• Given request: Locate the string "GVETTEN" in the listing below. Copy every line where it is found.

• Stored data entries:
__________

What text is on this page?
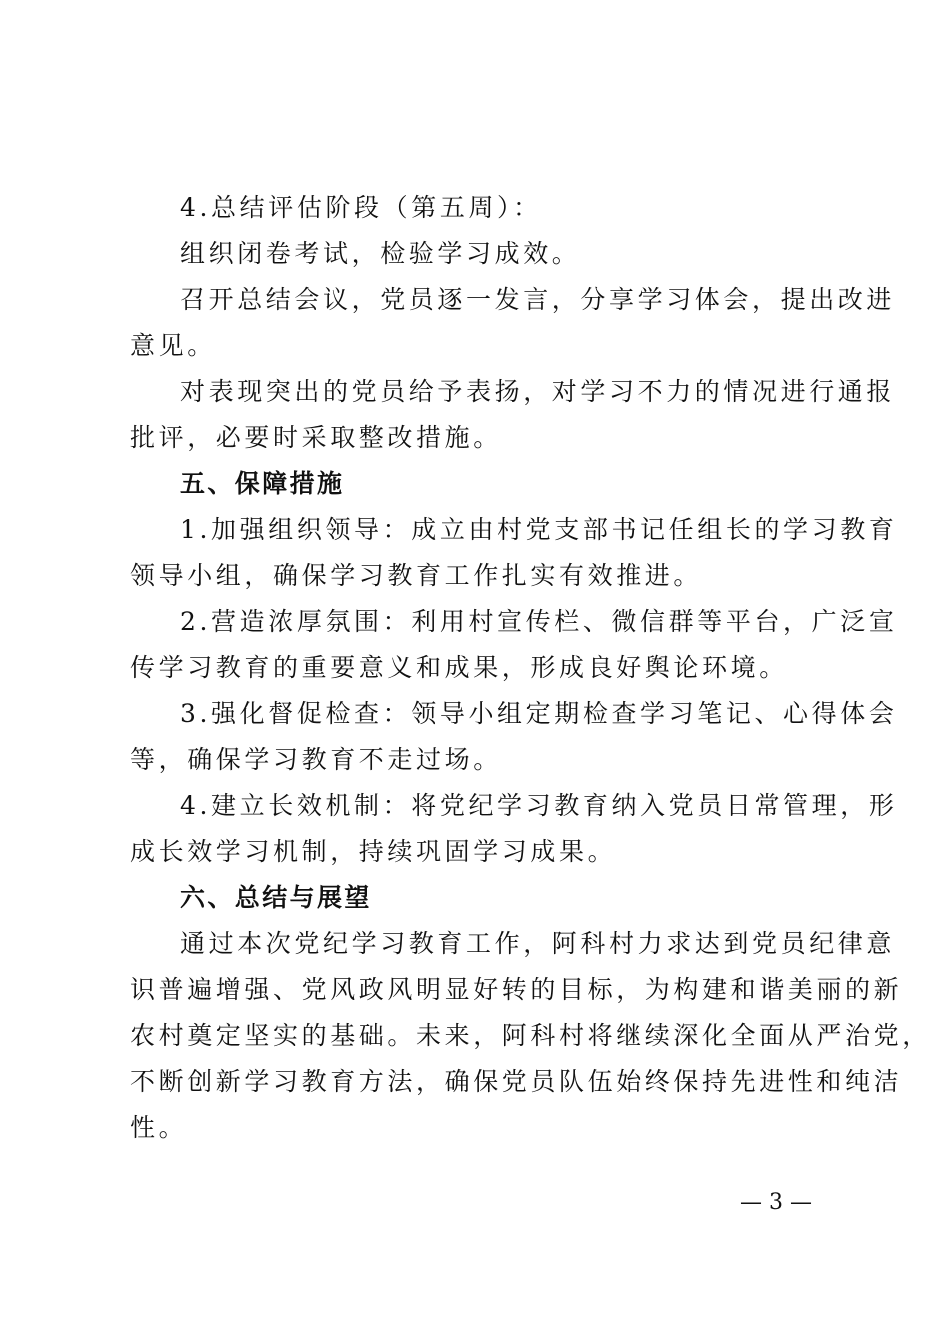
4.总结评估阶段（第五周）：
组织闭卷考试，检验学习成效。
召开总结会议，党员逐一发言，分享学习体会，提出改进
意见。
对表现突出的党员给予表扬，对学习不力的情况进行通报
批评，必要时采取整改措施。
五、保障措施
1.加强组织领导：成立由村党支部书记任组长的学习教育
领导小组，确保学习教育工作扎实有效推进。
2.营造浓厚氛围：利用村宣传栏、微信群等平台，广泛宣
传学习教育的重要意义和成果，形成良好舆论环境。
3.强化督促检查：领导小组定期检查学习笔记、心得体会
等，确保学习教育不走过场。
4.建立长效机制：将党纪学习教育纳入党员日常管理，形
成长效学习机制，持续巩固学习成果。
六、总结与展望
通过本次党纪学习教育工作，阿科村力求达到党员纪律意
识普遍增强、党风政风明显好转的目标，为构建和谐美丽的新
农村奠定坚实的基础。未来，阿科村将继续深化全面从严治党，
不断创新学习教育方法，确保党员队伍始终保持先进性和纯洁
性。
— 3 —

__________

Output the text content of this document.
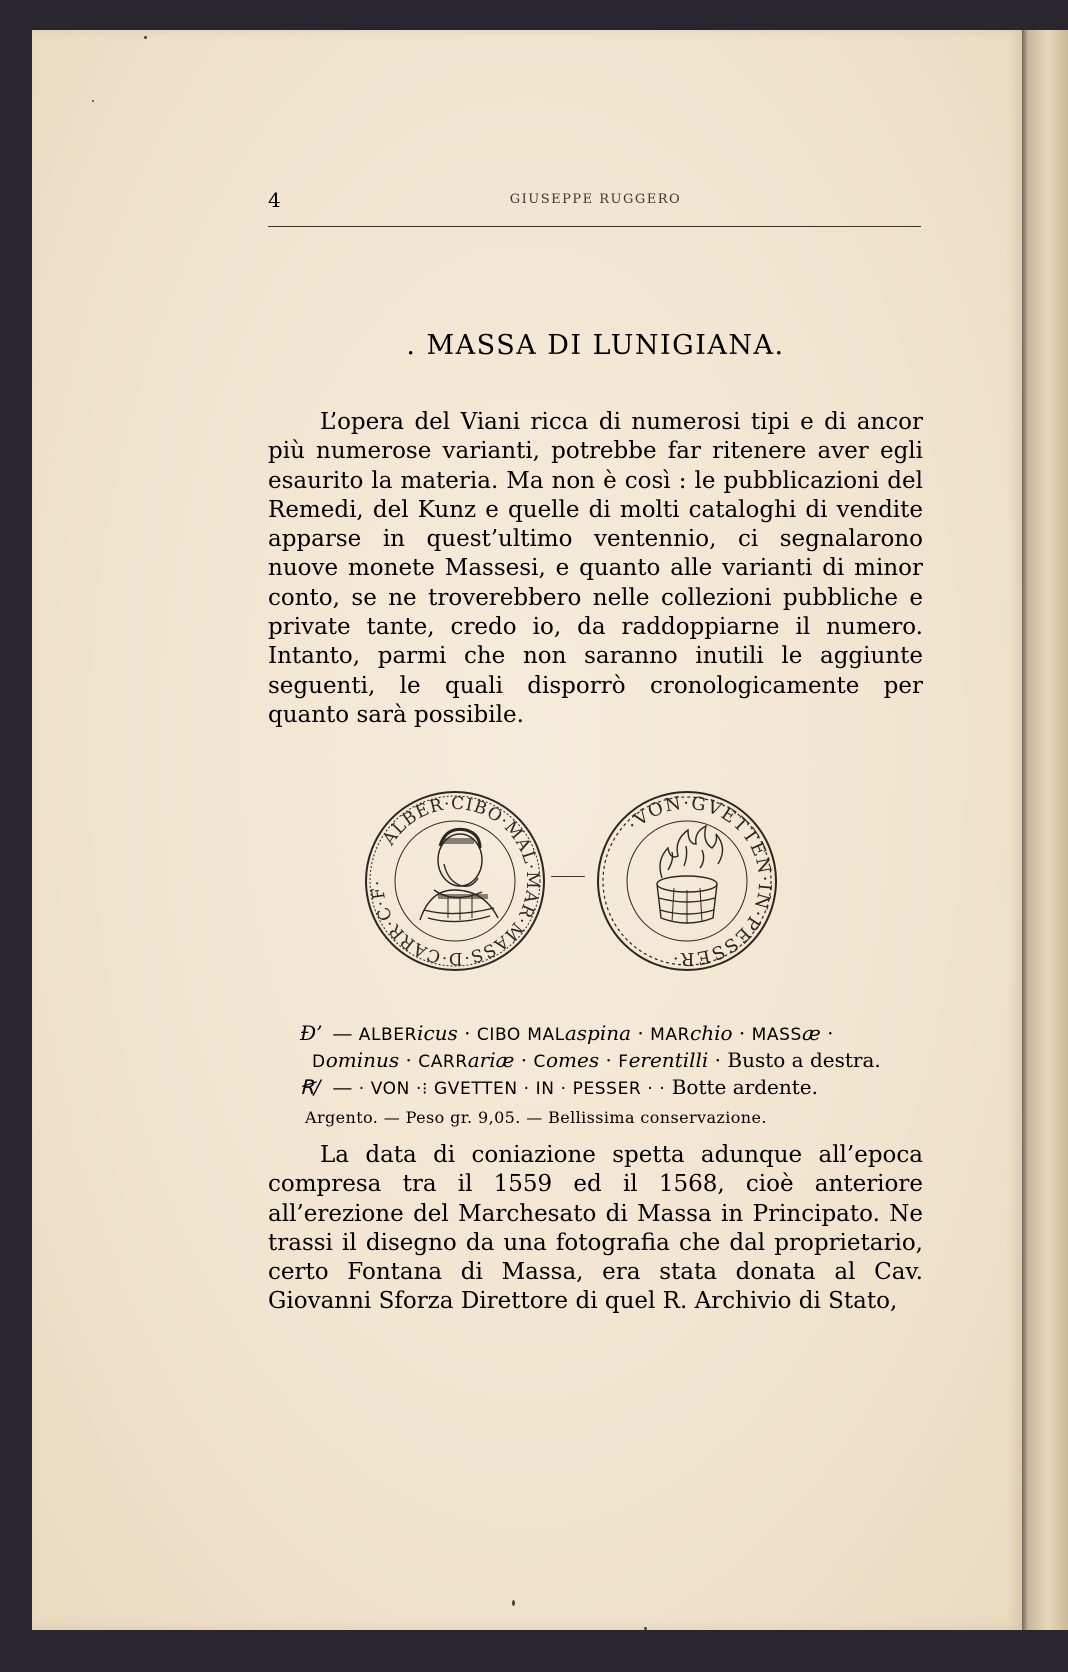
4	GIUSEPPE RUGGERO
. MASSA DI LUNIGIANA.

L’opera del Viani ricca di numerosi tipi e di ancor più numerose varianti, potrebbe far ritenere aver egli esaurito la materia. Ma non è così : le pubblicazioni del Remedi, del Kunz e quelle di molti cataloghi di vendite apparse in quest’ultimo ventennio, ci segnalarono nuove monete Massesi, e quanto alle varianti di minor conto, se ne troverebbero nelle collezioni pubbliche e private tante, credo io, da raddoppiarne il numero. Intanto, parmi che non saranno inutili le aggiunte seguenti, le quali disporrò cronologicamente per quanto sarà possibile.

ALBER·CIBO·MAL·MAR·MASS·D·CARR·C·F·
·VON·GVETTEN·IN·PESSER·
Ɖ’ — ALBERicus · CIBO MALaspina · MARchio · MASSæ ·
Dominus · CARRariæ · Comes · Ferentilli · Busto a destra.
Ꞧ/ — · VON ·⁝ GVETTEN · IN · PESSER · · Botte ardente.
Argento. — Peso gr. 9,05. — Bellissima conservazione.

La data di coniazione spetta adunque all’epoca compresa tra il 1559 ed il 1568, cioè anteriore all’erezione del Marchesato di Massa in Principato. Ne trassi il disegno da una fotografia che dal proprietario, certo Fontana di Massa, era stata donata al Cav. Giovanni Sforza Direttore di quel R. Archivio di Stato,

__________

• Complete response:
·VON·GVETTEN·IN·PESSER·
Ꞧ/ — · VON ·⁝ GVETTEN · IN · PESSER · · Botte ardente.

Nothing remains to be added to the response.